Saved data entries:
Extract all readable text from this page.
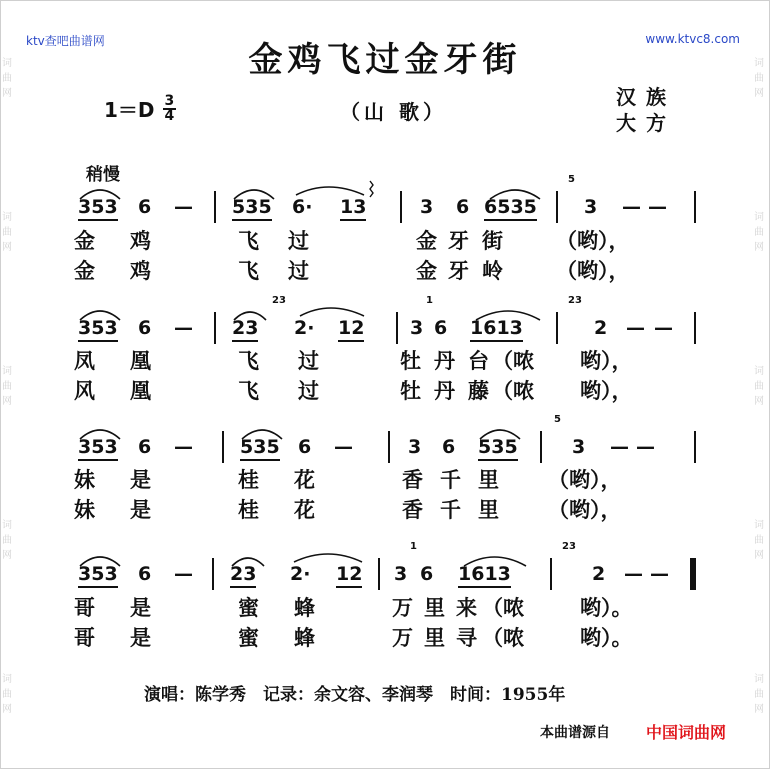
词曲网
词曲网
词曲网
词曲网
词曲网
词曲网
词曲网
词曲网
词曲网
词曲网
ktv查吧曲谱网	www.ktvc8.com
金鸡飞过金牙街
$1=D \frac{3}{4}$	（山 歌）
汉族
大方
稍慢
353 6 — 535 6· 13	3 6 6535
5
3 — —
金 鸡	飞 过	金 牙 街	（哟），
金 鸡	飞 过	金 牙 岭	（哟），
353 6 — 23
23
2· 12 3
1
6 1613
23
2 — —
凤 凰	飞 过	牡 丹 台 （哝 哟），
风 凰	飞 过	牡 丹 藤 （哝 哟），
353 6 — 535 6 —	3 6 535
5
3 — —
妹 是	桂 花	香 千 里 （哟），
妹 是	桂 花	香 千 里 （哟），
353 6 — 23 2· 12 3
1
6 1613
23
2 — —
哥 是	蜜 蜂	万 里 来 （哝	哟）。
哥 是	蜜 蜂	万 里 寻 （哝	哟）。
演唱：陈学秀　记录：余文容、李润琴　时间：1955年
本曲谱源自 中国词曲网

Instruction: Quote each record exactly as it stands, minus the pictures.

The response:
Extract all readable text from this page.
词曲网
词曲网
词曲网
词曲网
词曲网
词曲网
词曲网
词曲网
词曲网
词曲网
ktv查吧曲谱网	www.ktvc8.com
金鸡飞过金牙街
$1=D \frac{3}{4}$	（山 歌）
汉族
大方
稍慢
353 6 — 535 6· 13	3 6 6535
5
3 — —
金 鸡	飞 过	金 牙 街	（哟），
金 鸡	飞 过	金 牙 岭	（哟），
353 6 — 23
23
2· 12 3
1
6 1613
23
2 — —
凤 凰	飞 过	牡 丹 台 （哝 哟），
风 凰	飞 过	牡 丹 藤 （哝 哟），
353 6 — 535 6 —	3 6 535
5
3 — —
妹 是	桂 花	香 千 里 （哟），
妹 是	桂 花	香 千 里 （哟），
353 6 — 23 2· 12 3
1
6 1613
23
2 — —
哥 是	蜜 蜂	万 里 来 （哝	哟）。
哥 是	蜜 蜂	万 里 寻 （哝	哟）。
演唱：陈学秀　记录：余文容、李润琴　时间：1955年
本曲谱源自 中国词曲网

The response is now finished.